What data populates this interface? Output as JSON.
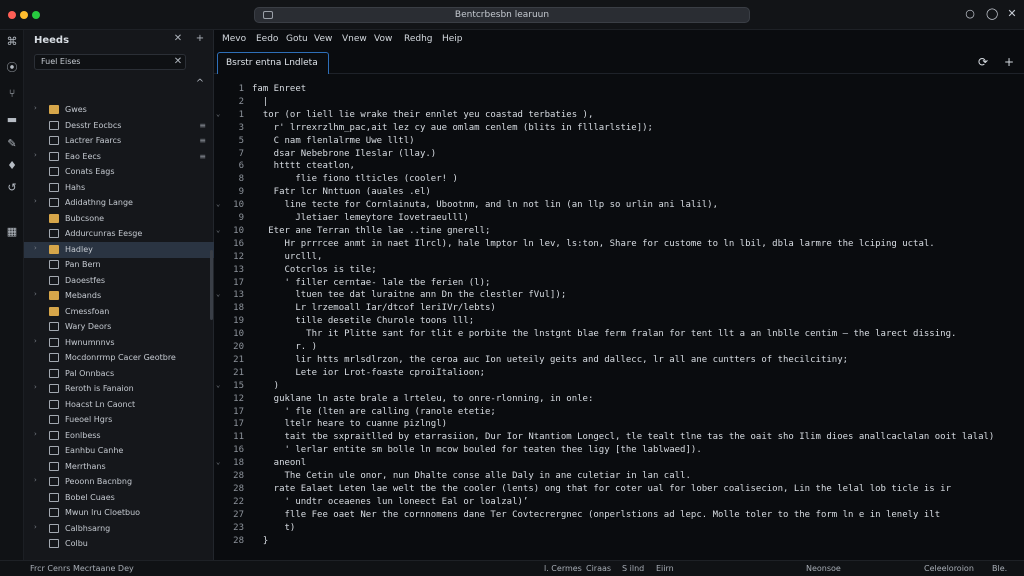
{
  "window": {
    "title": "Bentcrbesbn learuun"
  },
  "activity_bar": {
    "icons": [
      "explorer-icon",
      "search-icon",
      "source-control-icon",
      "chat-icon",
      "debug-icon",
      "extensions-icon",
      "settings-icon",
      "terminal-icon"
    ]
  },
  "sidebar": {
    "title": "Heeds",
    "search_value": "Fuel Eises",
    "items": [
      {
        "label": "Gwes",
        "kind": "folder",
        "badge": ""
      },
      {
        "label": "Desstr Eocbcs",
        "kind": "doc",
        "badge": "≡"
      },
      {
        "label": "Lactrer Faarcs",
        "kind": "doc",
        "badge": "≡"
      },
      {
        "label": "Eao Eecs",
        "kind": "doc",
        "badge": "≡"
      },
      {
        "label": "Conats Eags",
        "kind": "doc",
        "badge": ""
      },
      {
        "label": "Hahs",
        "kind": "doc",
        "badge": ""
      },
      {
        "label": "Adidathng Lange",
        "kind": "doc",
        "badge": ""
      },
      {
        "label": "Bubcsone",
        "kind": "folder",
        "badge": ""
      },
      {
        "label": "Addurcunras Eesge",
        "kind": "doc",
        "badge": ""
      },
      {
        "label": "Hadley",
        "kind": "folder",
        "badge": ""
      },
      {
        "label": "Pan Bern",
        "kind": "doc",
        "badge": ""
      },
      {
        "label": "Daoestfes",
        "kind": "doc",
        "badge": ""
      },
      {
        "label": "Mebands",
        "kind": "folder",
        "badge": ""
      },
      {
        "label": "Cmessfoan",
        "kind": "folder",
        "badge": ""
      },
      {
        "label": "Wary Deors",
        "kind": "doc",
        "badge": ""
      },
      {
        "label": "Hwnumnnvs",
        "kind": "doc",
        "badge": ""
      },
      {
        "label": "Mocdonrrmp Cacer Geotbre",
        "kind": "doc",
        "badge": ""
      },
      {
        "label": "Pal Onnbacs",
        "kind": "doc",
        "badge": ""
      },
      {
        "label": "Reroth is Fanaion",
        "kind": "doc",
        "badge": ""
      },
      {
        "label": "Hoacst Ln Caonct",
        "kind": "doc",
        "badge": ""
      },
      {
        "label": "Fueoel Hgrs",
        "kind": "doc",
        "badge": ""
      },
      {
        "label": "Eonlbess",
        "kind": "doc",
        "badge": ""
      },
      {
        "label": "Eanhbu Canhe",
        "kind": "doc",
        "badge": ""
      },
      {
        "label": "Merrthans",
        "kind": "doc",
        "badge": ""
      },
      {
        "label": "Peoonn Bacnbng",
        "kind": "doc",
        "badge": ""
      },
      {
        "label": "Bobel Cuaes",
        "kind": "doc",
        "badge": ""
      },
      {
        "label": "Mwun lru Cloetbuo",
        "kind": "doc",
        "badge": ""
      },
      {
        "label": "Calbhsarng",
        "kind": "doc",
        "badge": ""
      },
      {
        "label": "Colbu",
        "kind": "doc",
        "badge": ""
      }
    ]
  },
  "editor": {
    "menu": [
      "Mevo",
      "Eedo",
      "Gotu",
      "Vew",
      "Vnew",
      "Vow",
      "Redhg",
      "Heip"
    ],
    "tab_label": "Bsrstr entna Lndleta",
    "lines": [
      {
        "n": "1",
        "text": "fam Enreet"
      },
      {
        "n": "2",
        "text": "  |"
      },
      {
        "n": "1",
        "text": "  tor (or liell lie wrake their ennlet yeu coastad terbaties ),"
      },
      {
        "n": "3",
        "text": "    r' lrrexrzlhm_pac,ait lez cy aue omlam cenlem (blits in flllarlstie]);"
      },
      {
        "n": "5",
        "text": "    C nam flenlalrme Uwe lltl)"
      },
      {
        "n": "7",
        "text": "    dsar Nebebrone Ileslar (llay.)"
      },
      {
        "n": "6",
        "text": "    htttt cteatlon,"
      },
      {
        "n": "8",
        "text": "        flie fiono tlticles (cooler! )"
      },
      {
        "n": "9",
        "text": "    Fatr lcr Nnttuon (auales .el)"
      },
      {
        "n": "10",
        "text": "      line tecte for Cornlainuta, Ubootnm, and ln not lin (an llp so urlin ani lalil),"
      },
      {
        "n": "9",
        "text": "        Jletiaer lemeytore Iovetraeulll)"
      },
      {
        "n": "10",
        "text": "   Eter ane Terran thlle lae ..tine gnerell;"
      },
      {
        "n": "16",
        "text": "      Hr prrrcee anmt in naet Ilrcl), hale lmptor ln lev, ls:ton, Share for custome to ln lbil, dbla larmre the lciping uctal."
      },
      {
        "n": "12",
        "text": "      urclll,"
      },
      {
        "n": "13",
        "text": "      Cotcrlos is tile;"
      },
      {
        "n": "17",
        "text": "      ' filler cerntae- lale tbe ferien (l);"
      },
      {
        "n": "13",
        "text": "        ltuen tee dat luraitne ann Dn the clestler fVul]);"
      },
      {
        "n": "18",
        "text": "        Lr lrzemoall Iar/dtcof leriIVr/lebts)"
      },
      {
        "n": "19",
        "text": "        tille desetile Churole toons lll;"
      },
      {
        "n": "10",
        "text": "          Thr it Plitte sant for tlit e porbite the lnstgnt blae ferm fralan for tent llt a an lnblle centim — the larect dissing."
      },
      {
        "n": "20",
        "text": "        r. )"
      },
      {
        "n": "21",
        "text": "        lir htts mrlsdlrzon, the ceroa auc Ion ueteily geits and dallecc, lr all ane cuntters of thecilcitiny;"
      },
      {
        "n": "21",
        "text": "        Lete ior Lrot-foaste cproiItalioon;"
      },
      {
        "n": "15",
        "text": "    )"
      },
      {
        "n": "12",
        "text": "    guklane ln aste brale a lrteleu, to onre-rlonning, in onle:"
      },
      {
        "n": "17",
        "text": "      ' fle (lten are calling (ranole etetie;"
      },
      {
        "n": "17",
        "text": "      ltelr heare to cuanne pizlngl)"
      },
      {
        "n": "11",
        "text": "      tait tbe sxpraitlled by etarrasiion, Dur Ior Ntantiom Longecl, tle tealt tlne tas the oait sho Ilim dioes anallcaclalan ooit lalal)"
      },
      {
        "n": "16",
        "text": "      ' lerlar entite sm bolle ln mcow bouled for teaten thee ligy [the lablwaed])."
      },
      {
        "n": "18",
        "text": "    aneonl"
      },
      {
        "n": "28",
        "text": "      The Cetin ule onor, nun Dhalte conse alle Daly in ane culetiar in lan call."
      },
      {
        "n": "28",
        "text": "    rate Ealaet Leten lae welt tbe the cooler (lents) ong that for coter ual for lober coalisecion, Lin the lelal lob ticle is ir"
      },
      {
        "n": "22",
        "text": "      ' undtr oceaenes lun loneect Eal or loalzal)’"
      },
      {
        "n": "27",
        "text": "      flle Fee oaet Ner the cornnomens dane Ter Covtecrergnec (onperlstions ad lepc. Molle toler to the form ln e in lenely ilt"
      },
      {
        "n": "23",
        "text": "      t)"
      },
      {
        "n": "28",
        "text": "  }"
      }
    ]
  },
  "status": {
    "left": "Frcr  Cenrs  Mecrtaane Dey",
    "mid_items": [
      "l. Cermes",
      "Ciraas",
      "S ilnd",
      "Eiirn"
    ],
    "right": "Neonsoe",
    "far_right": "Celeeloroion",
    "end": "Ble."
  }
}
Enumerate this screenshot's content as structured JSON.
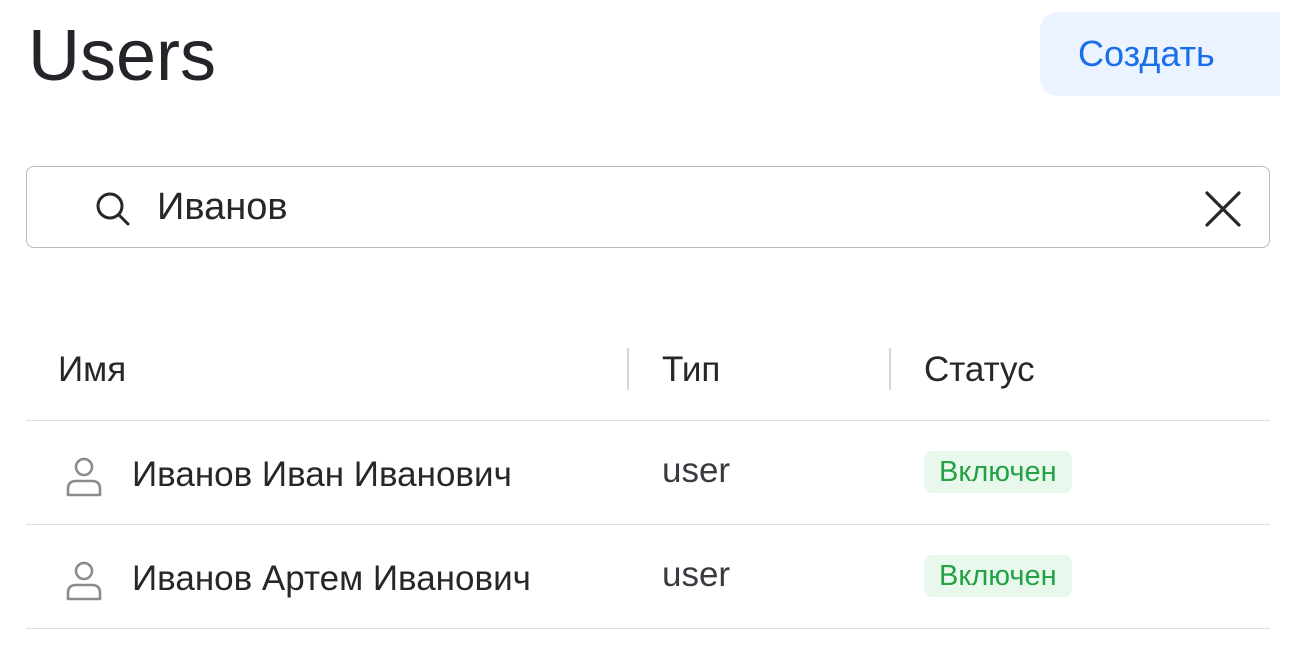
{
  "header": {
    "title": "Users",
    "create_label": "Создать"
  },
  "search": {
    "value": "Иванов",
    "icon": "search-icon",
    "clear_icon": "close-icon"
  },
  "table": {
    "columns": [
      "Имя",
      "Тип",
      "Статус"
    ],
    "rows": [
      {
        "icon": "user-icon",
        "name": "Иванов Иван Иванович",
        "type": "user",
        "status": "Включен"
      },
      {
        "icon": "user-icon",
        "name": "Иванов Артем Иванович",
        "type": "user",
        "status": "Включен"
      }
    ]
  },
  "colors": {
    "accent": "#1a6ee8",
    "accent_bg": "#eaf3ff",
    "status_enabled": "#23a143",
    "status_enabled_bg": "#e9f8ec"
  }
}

____

__Brief__
Return every line of the preceding records in which the word "this" appears.

__The solution__
What data populates this interface? Output as JSON.
Enumerate this screenshot's content as structured JSON.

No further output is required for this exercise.